> _ENTRIES PROVIDED_:
--
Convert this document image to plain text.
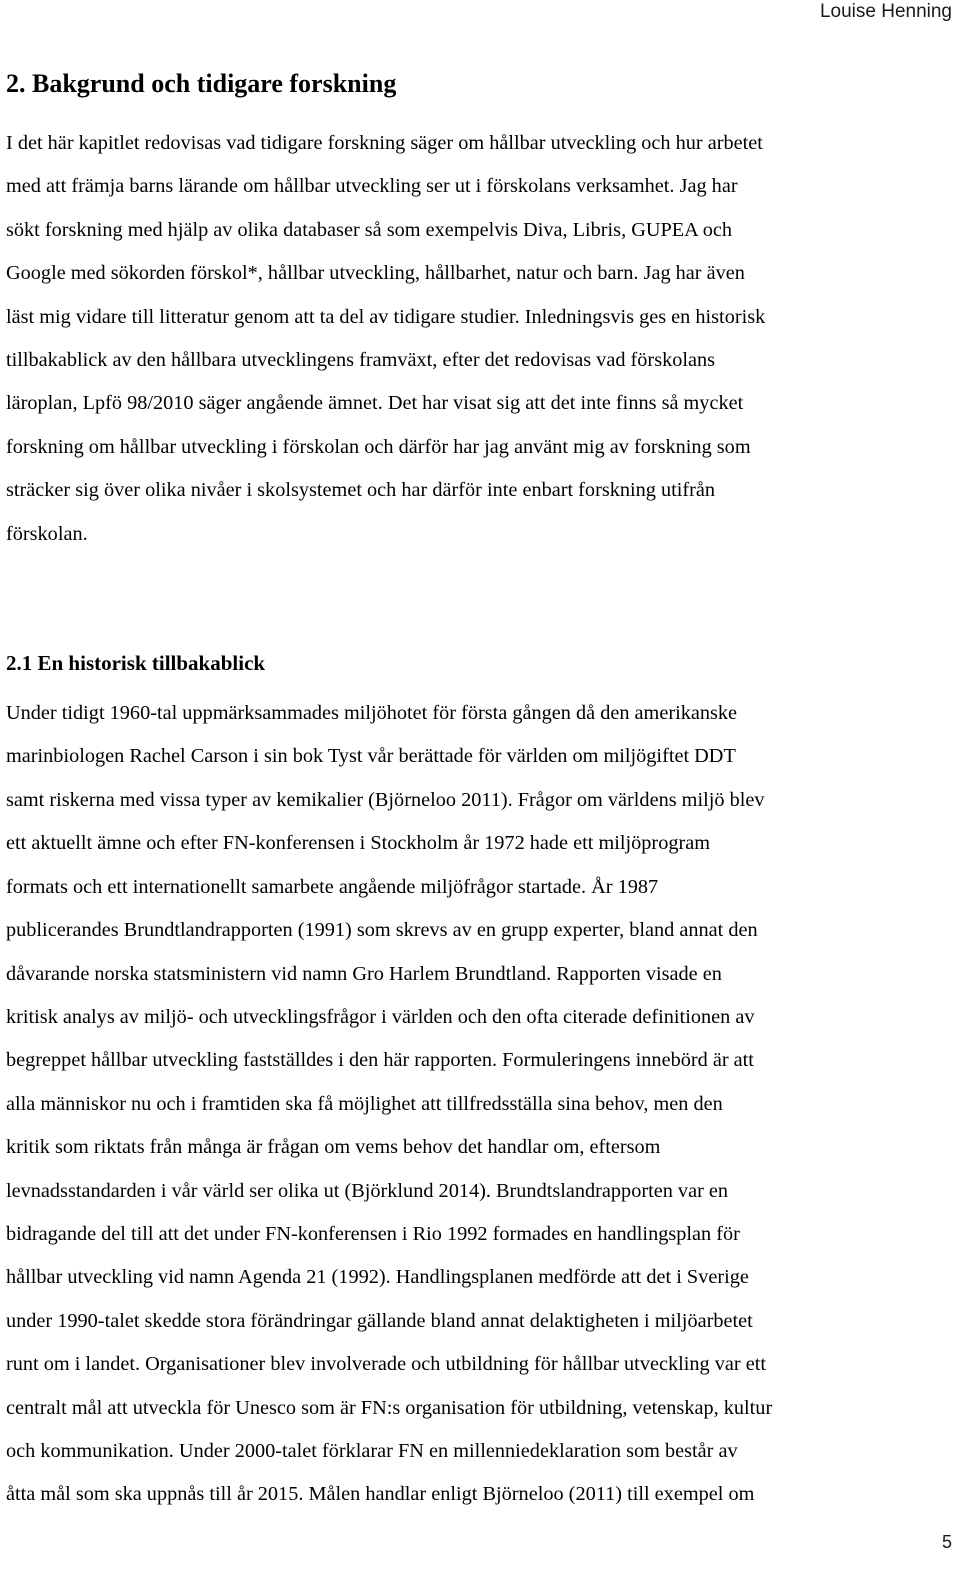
Louise Henning
2. Bakgrund och tidigare forskning

I det här kapitlet redovisas vad tidigare forskning säger om hållbar utveckling och hur arbetet
med att främja barns lärande om hållbar utveckling ser ut i förskolans verksamhet. Jag har
sökt forskning med hjälp av olika databaser så som exempelvis Diva, Libris, GUPEA och
Google med sökorden förskol*, hållbar utveckling, hållbarhet, natur och barn. Jag har även
läst mig vidare till litteratur genom att ta del av tidigare studier. Inledningsvis ges en historisk
tillbakablick av den hållbara utvecklingens framväxt, efter det redovisas vad förskolans
läroplan, Lpfö 98/2010 säger angående ämnet. Det har visat sig att det inte finns så mycket
forskning om hållbar utveckling i förskolan och därför har jag använt mig av forskning som
sträcker sig över olika nivåer i skolsystemet och har därför inte enbart forskning utifrån
förskolan.

2.1 En historisk tillbakablick

Under tidigt 1960-tal uppmärksammades miljöhotet för första gången då den amerikanske
marinbiologen Rachel Carson i sin bok Tyst vår berättade för världen om miljögiftet DDT
samt riskerna med vissa typer av kemikalier (Björneloo 2011). Frågor om världens miljö blev
ett aktuellt ämne och efter FN-konferensen i Stockholm år 1972 hade ett miljöprogram
formats och ett internationellt samarbete angående miljöfrågor startade. År 1987
publicerandes Brundtlandrapporten (1991) som skrevs av en grupp experter, bland annat den
dåvarande norska statsministern vid namn Gro Harlem Brundtland. Rapporten visade en
kritisk analys av miljö- och utvecklingsfrågor i världen och den ofta citerade definitionen av
begreppet hållbar utveckling fastställdes i den här rapporten. Formuleringens innebörd är att
alla människor nu och i framtiden ska få möjlighet att tillfredsställa sina behov, men den
kritik som riktats från många är frågan om vems behov det handlar om, eftersom
levnadsstandarden i vår värld ser olika ut (Björklund 2014). Brundtslandrapporten var en
bidragande del till att det under FN-konferensen i Rio 1992 formades en handlingsplan för
hållbar utveckling vid namn Agenda 21 (1992). Handlingsplanen medförde att det i Sverige
under 1990-talet skedde stora förändringar gällande bland annat delaktigheten i miljöarbetet
runt om i landet. Organisationer blev involverade och utbildning för hållbar utveckling var ett
centralt mål att utveckla för Unesco som är FN:s organisation för utbildning, vetenskap, kultur
och kommunikation. Under 2000-talet förklarar FN en millenniedeklaration som består av
åtta mål som ska uppnås till år 2015. Målen handlar enligt Björneloo (2011) till exempel om

5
--
> _EXERCISE DIRECTIONS_: Return each entry above unchanged. Leave the pictures out.

> _WRITTEN RESPONSE_:
Convert this document image to plain text.
Louise Henning
2. Bakgrund och tidigare forskning

I det här kapitlet redovisas vad tidigare forskning säger om hållbar utveckling och hur arbetet
med att främja barns lärande om hållbar utveckling ser ut i förskolans verksamhet. Jag har
sökt forskning med hjälp av olika databaser så som exempelvis Diva, Libris, GUPEA och
Google med sökorden förskol*, hållbar utveckling, hållbarhet, natur och barn. Jag har även
läst mig vidare till litteratur genom att ta del av tidigare studier. Inledningsvis ges en historisk
tillbakablick av den hållbara utvecklingens framväxt, efter det redovisas vad förskolans
läroplan, Lpfö 98/2010 säger angående ämnet. Det har visat sig att det inte finns så mycket
forskning om hållbar utveckling i förskolan och därför har jag använt mig av forskning som
sträcker sig över olika nivåer i skolsystemet och har därför inte enbart forskning utifrån
förskolan.

2.1 En historisk tillbakablick

Under tidigt 1960-tal uppmärksammades miljöhotet för första gången då den amerikanske
marinbiologen Rachel Carson i sin bok Tyst vår berättade för världen om miljögiftet DDT
samt riskerna med vissa typer av kemikalier (Björneloo 2011). Frågor om världens miljö blev
ett aktuellt ämne och efter FN-konferensen i Stockholm år 1972 hade ett miljöprogram
formats och ett internationellt samarbete angående miljöfrågor startade. År 1987
publicerandes Brundtlandrapporten (1991) som skrevs av en grupp experter, bland annat den
dåvarande norska statsministern vid namn Gro Harlem Brundtland. Rapporten visade en
kritisk analys av miljö- och utvecklingsfrågor i världen och den ofta citerade definitionen av
begreppet hållbar utveckling fastställdes i den här rapporten. Formuleringens innebörd är att
alla människor nu och i framtiden ska få möjlighet att tillfredsställa sina behov, men den
kritik som riktats från många är frågan om vems behov det handlar om, eftersom
levnadsstandarden i vår värld ser olika ut (Björklund 2014). Brundtslandrapporten var en
bidragande del till att det under FN-konferensen i Rio 1992 formades en handlingsplan för
hållbar utveckling vid namn Agenda 21 (1992). Handlingsplanen medförde att det i Sverige
under 1990-talet skedde stora förändringar gällande bland annat delaktigheten i miljöarbetet
runt om i landet. Organisationer blev involverade och utbildning för hållbar utveckling var ett
centralt mål att utveckla för Unesco som är FN:s organisation för utbildning, vetenskap, kultur
och kommunikation. Under 2000-talet förklarar FN en millenniedeklaration som består av
åtta mål som ska uppnås till år 2015. Målen handlar enligt Björneloo (2011) till exempel om

5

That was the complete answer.